→ **INPUT**
——
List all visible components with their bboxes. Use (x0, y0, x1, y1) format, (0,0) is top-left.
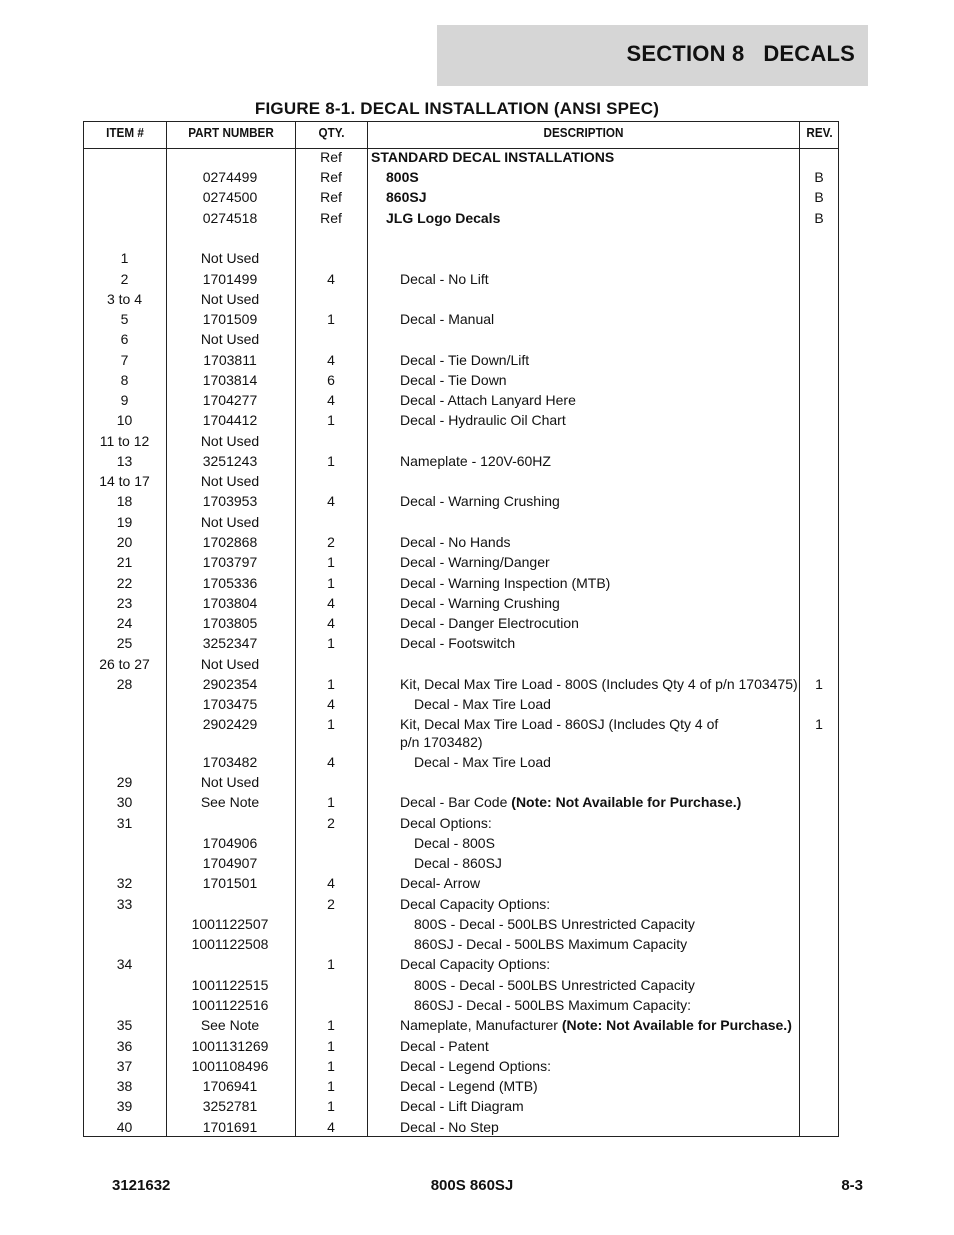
——
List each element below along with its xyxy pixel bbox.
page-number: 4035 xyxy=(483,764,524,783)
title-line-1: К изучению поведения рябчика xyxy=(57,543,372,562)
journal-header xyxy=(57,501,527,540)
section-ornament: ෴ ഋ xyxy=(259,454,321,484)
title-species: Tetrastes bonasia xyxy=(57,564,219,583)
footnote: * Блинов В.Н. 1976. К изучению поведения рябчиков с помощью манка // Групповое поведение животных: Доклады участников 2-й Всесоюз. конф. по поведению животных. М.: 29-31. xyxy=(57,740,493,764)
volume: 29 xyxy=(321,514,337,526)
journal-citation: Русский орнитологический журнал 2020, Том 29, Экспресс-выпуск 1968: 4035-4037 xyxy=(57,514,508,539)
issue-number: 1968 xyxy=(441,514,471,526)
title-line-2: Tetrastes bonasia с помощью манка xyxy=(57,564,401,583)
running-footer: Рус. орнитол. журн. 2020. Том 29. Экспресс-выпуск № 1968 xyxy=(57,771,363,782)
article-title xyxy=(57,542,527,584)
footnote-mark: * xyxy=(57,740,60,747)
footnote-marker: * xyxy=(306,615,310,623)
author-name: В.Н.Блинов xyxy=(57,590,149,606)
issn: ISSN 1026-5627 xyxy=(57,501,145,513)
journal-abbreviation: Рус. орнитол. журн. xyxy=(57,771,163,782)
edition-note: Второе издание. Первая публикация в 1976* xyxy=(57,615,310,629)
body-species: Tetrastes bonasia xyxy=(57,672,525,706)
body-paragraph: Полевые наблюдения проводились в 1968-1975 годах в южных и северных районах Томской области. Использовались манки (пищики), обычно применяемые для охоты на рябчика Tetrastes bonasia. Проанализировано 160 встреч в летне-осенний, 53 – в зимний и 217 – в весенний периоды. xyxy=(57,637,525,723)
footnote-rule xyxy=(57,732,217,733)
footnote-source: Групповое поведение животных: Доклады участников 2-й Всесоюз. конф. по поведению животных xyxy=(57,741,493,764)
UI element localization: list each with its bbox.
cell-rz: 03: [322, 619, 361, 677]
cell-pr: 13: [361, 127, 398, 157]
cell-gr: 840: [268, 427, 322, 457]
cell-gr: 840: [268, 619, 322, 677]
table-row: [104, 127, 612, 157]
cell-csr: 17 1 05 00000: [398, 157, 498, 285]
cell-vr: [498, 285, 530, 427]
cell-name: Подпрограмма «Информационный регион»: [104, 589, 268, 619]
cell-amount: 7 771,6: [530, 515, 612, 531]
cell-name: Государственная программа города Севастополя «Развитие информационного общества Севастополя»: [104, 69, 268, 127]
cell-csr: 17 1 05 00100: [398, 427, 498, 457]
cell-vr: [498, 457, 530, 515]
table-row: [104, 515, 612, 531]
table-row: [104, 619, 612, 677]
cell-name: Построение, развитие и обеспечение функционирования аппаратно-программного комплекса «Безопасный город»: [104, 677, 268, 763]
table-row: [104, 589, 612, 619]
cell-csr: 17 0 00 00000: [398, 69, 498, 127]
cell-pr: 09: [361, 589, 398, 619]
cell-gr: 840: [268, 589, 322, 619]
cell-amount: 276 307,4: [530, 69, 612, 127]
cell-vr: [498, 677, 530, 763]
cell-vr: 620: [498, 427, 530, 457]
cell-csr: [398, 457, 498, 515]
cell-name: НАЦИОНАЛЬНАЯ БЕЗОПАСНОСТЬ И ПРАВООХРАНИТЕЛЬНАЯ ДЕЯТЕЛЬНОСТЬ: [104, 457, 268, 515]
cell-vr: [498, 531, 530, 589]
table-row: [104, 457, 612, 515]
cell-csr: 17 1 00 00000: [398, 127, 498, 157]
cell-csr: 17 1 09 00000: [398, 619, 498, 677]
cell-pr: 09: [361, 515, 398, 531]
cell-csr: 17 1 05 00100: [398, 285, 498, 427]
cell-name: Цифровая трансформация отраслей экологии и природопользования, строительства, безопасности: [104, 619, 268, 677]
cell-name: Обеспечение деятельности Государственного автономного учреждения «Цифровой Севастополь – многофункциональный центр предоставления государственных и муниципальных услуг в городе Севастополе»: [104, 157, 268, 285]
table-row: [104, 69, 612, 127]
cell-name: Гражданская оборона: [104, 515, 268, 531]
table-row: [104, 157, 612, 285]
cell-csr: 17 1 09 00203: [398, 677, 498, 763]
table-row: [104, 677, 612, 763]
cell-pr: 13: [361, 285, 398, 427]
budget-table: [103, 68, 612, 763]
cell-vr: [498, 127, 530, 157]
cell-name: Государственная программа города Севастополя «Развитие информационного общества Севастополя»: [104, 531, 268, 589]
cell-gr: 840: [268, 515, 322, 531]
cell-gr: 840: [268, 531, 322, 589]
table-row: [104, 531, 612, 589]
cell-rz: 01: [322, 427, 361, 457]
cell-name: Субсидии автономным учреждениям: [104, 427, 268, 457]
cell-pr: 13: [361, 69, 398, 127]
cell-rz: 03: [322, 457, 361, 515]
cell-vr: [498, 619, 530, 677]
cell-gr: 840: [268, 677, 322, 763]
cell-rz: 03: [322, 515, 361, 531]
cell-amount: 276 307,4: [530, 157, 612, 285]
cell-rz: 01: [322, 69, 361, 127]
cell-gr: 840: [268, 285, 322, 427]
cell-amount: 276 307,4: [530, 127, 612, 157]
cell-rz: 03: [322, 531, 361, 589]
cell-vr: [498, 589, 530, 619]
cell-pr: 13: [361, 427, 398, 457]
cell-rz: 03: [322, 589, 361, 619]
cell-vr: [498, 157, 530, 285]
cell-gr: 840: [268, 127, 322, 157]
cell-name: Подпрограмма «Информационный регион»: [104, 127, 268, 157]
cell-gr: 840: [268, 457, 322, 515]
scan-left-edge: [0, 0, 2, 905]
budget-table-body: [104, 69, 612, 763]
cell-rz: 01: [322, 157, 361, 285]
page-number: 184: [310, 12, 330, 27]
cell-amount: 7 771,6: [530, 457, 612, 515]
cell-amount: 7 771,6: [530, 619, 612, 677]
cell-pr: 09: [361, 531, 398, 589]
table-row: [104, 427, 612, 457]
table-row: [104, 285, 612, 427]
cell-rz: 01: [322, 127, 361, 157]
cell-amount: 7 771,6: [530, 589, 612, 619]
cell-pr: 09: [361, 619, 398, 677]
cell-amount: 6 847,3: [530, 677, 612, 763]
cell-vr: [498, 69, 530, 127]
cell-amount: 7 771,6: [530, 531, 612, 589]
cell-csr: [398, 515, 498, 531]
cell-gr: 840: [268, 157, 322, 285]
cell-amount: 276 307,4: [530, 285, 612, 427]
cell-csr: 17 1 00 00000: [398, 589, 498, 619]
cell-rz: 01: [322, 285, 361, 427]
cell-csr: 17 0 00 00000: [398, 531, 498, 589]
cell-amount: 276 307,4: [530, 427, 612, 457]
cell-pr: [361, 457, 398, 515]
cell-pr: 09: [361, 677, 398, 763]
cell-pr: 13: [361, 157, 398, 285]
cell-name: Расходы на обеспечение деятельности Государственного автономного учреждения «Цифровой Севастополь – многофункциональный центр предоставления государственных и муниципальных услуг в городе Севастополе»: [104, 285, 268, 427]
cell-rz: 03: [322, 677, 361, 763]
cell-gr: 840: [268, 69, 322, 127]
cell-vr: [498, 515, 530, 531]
——
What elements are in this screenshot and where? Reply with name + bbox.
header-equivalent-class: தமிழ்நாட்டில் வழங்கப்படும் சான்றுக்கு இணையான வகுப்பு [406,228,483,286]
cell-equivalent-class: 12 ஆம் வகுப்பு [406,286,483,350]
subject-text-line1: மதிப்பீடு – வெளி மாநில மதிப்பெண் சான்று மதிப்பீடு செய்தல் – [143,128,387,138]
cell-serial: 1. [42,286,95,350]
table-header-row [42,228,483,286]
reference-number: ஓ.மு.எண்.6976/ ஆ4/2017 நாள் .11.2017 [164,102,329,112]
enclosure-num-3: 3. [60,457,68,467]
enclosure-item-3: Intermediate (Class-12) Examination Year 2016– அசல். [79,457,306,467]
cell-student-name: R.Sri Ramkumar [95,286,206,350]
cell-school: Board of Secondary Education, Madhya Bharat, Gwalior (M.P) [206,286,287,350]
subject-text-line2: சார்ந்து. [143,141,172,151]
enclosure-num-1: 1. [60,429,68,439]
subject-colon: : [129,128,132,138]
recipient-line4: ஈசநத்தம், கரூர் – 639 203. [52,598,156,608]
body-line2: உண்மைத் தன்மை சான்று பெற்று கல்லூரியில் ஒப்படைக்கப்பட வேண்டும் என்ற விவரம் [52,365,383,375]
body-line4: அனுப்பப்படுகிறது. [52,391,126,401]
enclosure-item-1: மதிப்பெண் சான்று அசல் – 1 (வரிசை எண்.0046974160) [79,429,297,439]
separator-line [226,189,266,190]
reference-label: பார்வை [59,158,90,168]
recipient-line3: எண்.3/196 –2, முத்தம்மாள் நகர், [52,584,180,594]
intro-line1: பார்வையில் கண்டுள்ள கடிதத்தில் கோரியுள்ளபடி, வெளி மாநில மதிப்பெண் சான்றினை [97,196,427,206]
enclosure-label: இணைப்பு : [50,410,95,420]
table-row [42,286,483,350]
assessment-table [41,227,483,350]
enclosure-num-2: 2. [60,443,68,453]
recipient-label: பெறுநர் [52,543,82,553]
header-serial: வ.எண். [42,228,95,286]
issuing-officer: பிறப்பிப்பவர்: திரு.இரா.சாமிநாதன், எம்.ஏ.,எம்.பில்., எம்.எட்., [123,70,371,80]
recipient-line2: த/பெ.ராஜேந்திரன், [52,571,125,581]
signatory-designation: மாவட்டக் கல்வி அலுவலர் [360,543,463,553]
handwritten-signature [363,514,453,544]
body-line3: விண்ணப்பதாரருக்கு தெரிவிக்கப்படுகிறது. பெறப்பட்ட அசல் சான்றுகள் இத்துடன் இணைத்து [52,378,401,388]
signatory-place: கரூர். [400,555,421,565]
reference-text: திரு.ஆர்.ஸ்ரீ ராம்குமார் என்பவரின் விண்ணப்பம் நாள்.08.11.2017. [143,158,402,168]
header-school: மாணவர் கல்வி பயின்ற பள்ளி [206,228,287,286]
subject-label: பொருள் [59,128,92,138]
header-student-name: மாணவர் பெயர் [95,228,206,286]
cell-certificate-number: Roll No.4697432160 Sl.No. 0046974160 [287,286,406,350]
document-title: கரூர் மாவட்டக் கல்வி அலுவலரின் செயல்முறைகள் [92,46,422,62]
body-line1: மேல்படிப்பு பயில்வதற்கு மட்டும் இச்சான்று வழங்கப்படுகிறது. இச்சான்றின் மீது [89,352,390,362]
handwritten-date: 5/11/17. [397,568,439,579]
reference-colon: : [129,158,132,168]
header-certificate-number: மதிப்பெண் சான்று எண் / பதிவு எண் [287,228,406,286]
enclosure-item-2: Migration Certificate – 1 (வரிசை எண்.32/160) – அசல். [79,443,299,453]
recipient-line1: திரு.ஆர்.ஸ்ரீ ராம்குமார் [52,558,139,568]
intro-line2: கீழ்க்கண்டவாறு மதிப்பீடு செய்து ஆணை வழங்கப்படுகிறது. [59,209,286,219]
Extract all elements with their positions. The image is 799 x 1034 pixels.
——
→ **WHAT YOU WILL DO**
Rewrite the stretch of lines from the one containing "What elements are" through the one containing "body-line4: அனுப்பப்படுகிறது. [52,391,126,401]", putting "page" in place of "screenshot" and keeping everything else the same.

→ **TASK OUTPUT**
What elements are in this page and where? Reply with name + bbox.
header-equivalent-class: தமிழ்நாட்டில் வழங்கப்படும் சான்றுக்கு இணையான வகுப்பு [406,228,483,286]
cell-equivalent-class: 12 ஆம் வகுப்பு [406,286,483,350]
subject-text-line1: மதிப்பீடு – வெளி மாநில மதிப்பெண் சான்று மதிப்பீடு செய்தல் – [143,128,387,138]
cell-serial: 1. [42,286,95,350]
table-header-row [42,228,483,286]
reference-number: ஓ.மு.எண்.6976/ ஆ4/2017 நாள் .11.2017 [164,102,329,112]
enclosure-num-3: 3. [60,457,68,467]
enclosure-item-3: Intermediate (Class-12) Examination Year 2016– அசல். [79,457,306,467]
cell-student-name: R.Sri Ramkumar [95,286,206,350]
cell-school: Board of Secondary Education, Madhya Bharat, Gwalior (M.P) [206,286,287,350]
subject-text-line2: சார்ந்து. [143,141,172,151]
enclosure-num-1: 1. [60,429,68,439]
subject-colon: : [129,128,132,138]
recipient-line4: ஈசநத்தம், கரூர் – 639 203. [52,598,156,608]
body-line2: உண்மைத் தன்மை சான்று பெற்று கல்லூரியில் ஒப்படைக்கப்பட வேண்டும் என்ற விவரம் [52,365,383,375]
body-line4: அனுப்பப்படுகிறது. [52,391,126,401]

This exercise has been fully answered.